▶ [Task statement]: Reproduce all of the data exactly.

▶ [Given data]:
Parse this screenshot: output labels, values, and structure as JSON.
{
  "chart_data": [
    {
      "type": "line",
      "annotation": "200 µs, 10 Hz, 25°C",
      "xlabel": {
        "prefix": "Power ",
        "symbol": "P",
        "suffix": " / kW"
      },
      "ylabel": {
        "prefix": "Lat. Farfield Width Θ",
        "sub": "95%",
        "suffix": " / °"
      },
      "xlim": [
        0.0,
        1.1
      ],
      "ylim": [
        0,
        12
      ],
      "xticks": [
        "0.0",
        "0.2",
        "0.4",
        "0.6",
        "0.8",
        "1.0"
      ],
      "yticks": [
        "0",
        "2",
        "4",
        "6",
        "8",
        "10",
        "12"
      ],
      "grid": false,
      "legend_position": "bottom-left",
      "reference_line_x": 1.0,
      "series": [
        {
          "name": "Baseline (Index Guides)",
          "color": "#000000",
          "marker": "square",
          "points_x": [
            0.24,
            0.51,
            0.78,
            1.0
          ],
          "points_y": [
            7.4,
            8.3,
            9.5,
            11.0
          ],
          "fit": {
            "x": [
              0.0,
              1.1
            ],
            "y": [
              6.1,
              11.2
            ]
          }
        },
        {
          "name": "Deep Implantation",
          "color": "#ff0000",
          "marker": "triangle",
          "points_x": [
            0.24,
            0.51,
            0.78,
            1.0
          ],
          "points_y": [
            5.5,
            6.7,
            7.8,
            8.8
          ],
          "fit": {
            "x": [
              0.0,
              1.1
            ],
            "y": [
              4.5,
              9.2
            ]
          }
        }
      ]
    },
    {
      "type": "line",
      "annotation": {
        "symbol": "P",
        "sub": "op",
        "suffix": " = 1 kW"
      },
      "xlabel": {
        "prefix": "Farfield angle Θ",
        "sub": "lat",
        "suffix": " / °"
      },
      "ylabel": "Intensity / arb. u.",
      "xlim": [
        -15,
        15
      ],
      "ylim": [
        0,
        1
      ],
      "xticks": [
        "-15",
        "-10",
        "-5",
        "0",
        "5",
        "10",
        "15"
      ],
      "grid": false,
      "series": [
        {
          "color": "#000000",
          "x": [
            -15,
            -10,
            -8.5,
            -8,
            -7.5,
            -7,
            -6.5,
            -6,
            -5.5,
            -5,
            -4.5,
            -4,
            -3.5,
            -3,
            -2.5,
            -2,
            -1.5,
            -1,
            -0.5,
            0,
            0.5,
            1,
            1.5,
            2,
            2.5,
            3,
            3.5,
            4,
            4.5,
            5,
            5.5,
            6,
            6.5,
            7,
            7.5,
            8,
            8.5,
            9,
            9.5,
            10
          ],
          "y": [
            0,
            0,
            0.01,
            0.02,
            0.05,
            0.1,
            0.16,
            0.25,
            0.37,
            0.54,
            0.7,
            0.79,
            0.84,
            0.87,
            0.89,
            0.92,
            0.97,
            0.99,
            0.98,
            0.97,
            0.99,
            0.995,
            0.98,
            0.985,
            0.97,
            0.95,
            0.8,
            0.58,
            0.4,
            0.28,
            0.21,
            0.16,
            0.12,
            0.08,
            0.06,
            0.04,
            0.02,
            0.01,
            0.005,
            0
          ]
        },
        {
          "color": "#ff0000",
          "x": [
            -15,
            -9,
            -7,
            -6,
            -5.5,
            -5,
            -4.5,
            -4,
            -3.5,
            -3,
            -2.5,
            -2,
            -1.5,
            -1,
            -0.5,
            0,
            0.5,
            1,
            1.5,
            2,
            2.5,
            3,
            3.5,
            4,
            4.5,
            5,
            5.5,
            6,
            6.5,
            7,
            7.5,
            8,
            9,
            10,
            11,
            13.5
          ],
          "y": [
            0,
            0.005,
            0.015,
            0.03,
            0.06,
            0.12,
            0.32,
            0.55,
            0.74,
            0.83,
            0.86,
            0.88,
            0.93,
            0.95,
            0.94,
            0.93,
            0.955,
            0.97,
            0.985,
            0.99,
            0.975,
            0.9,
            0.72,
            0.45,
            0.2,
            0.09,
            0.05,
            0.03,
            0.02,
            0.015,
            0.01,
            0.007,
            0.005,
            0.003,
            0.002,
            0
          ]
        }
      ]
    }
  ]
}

▶ [Result for this exercise]:
Parse this screenshot: output labels, values, and structure as JSON.
{
  "chart_data": [
    {
      "type": "line",
      "annotation": "200 µs, 10 Hz, 25°C",
      "xlabel": {
        "prefix": "Power ",
        "symbol": "P",
        "suffix": " / kW"
      },
      "ylabel": {
        "prefix": "Lat. Farfield Width Θ",
        "sub": "95%",
        "suffix": " / °"
      },
      "xlim": [
        0.0,
        1.1
      ],
      "ylim": [
        0,
        12
      ],
      "xticks": [
        "0.0",
        "0.2",
        "0.4",
        "0.6",
        "0.8",
        "1.0"
      ],
      "yticks": [
        "0",
        "2",
        "4",
        "6",
        "8",
        "10",
        "12"
      ],
      "grid": false,
      "legend_position": "bottom-left",
      "reference_line_x": 1.0,
      "series": [
        {
          "name": "Baseline (Index Guides)",
          "color": "#000000",
          "marker": "square",
          "points_x": [
            0.24,
            0.51,
            0.78,
            1.0
          ],
          "points_y": [
            7.4,
            8.3,
            9.5,
            11.0
          ],
          "fit": {
            "x": [
              0.0,
              1.1
            ],
            "y": [
              6.1,
              11.2
            ]
          }
        },
        {
          "name": "Deep Implantation",
          "color": "#ff0000",
          "marker": "triangle",
          "points_x": [
            0.24,
            0.51,
            0.78,
            1.0
          ],
          "points_y": [
            5.5,
            6.7,
            7.8,
            8.8
          ],
          "fit": {
            "x": [
              0.0,
              1.1
            ],
            "y": [
              4.5,
              9.2
            ]
          }
        }
      ]
    },
    {
      "type": "line",
      "annotation": {
        "symbol": "P",
        "sub": "op",
        "suffix": " = 1 kW"
      },
      "xlabel": {
        "prefix": "Farfield angle Θ",
        "sub": "lat",
        "suffix": " / °"
      },
      "ylabel": "Intensity / arb. u.",
      "xlim": [
        -15,
        15
      ],
      "ylim": [
        0,
        1
      ],
      "xticks": [
        "-15",
        "-10",
        "-5",
        "0",
        "5",
        "10",
        "15"
      ],
      "grid": false,
      "series": [
        {
          "color": "#000000",
          "x": [
            -15,
            -10,
            -8.5,
            -8,
            -7.5,
            -7,
            -6.5,
            -6,
            -5.5,
            -5,
            -4.5,
            -4,
            -3.5,
            -3,
            -2.5,
            -2,
            -1.5,
            -1,
            -0.5,
            0,
            0.5,
            1,
            1.5,
            2,
            2.5,
            3,
            3.5,
            4,
            4.5,
            5,
            5.5,
            6,
            6.5,
            7,
            7.5,
            8,
            8.5,
            9,
            9.5,
            10
          ],
          "y": [
            0,
            0,
            0.01,
            0.02,
            0.05,
            0.1,
            0.16,
            0.25,
            0.37,
            0.54,
            0.7,
            0.79,
            0.84,
            0.87,
            0.89,
            0.92,
            0.97,
            0.99,
            0.98,
            0.97,
            0.99,
            0.995,
            0.98,
            0.985,
            0.97,
            0.95,
            0.8,
            0.58,
            0.4,
            0.28,
            0.21,
            0.16,
            0.12,
            0.08,
            0.06,
            0.04,
            0.02,
            0.01,
            0.005,
            0
          ]
        },
        {
          "color": "#ff0000",
          "x": [
            -15,
            -9,
            -7,
            -6,
            -5.5,
            -5,
            -4.5,
            -4,
            -3.5,
            -3,
            -2.5,
            -2,
            -1.5,
            -1,
            -0.5,
            0,
            0.5,
            1,
            1.5,
            2,
            2.5,
            3,
            3.5,
            4,
            4.5,
            5,
            5.5,
            6,
            6.5,
            7,
            7.5,
            8,
            9,
            10,
            11,
            13.5
          ],
          "y": [
            0,
            0.005,
            0.015,
            0.03,
            0.06,
            0.12,
            0.32,
            0.55,
            0.74,
            0.83,
            0.86,
            0.88,
            0.93,
            0.95,
            0.94,
            0.93,
            0.955,
            0.97,
            0.985,
            0.99,
            0.975,
            0.9,
            0.72,
            0.45,
            0.2,
            0.09,
            0.05,
            0.03,
            0.02,
            0.015,
            0.01,
            0.007,
            0.005,
            0.003,
            0.002,
            0
          ]
        }
      ]
    }
  ]
}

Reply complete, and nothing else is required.